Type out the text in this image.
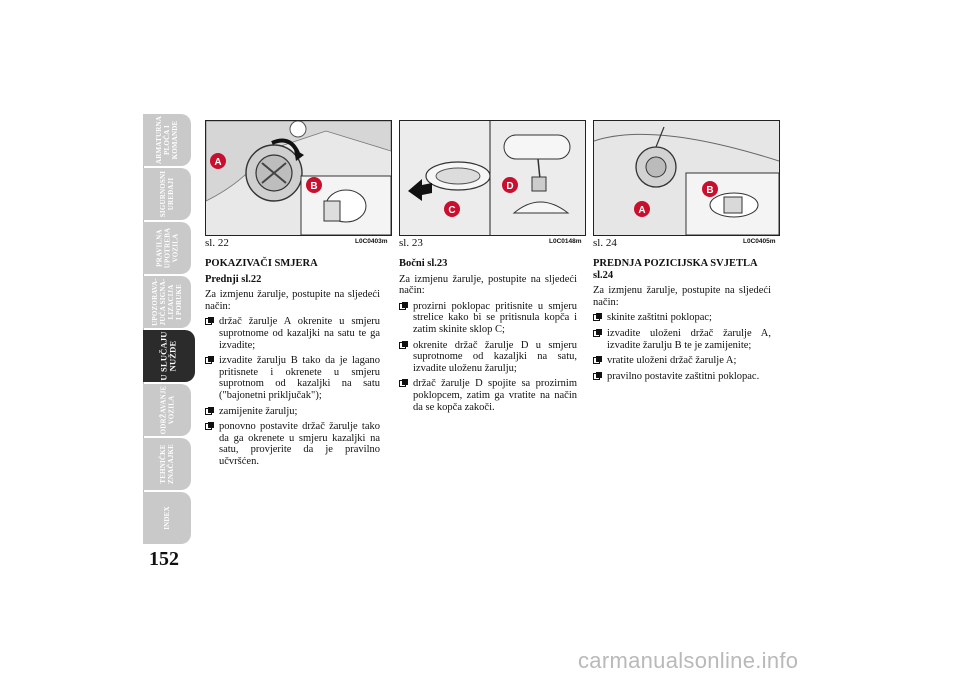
ARMATURNA
PLOČA I
KOMANDE
SIGURNOSNI
UREĐAJI
PRAVILNA
UPOTREBA
VOZILA
UPOZORAVA-
JUĆA SIGNA-
LIZACIJA
I PORUKE
U SLUČAJU
NUŽDE
ODRŽAVANJE
VOZILA
TEHNIČKE
ZNAČAJKE
INDEX
152
A
B
sl. 22	L0C0403m
C
D
sl. 23	L0C0148m
A
B
sl. 24	L0C0405m
POKAZIVAČI SMJERA
Prednji sl.22

Za izmjenu žarulje, postupite na sljedeći način:

držač žarulje A okrenite u smjeru suprotnome od kazaljki na satu te ga izvadite;
izvadite žarulju B tako da je lagano pritisnete i okrenete u smjeru suprotnom od kazaljki na satu ("bajonetni priključak");
zamijenite žarulju;
ponovno postavite držač žarulje tako da ga okrenete u smjeru kazaljki na satu, provjerite da je pravilno učvršćen.
Bočni sl.23

Za izmjenu žarulje, postupite na sljedeći način:

prozirni poklopac pritisnite u smjeru strelice kako bi se pritisnula kopča i zatim skinite sklop C;
okrenite držač žarulje D u smjeru suprotnome od kazaljki na satu, izvadite uloženu žarulju;
držač žarulje D spojite sa prozirnim poklopcem, zatim ga vratite na način da se kopča zakoči.
PREDNJA POZICIJSKA SVJETLA sl.24

Za izmjenu žarulje, postupite na sljedeći način:

skinite zaštitni poklopac;
izvadite uloženi držač žarulje A, izvadite žarulju B te je zamijenite;
vratite uloženi držač žarulje A;
pravilno postavite zaštitni poklopac.
carmanualsonline.info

______________________________

__EXERCISE GOAL__
A faithful copy of the records above is needed, with the pictures left out.

__REPLY TO THE TASK__
Type out the text in this image.
ARMATURNA
PLOČA I
KOMANDE
SIGURNOSNI
UREĐAJI
PRAVILNA
UPOTREBA
VOZILA
UPOZORAVA-
JUĆA SIGNA-
LIZACIJA
I PORUKE
U SLUČAJU
NUŽDE
ODRŽAVANJE
VOZILA
TEHNIČKE
ZNAČAJKE
INDEX
152
A
B
sl. 22	L0C0403m
C
D
sl. 23	L0C0148m
A
B
sl. 24	L0C0405m
POKAZIVAČI SMJERA
Prednji sl.22

Za izmjenu žarulje, postupite na sljedeći način:

držač žarulje A okrenite u smjeru suprotnome od kazaljki na satu te ga izvadite;
izvadite žarulju B tako da je lagano pritisnete i okrenete u smjeru suprotnom od kazaljki na satu ("bajonetni priključak");
zamijenite žarulju;
ponovno postavite držač žarulje tako da ga okrenete u smjeru kazaljki na satu, provjerite da je pravilno učvršćen.
Bočni sl.23

Za izmjenu žarulje, postupite na sljedeći način:

prozirni poklopac pritisnite u smjeru strelice kako bi se pritisnula kopča i zatim skinite sklop C;
okrenite držač žarulje D u smjeru suprotnome od kazaljki na satu, izvadite uloženu žarulju;
držač žarulje D spojite sa prozirnim poklopcem, zatim ga vratite na način da se kopča zakoči.
PREDNJA POZICIJSKA SVJETLA sl.24

Za izmjenu žarulje, postupite na sljedeći način:

skinite zaštitni poklopac;
izvadite uloženi držač žarulje A, izvadite žarulju B te je zamijenite;
vratite uloženi držač žarulje A;
pravilno postavite zaštitni poklopac.
carmanualsonline.info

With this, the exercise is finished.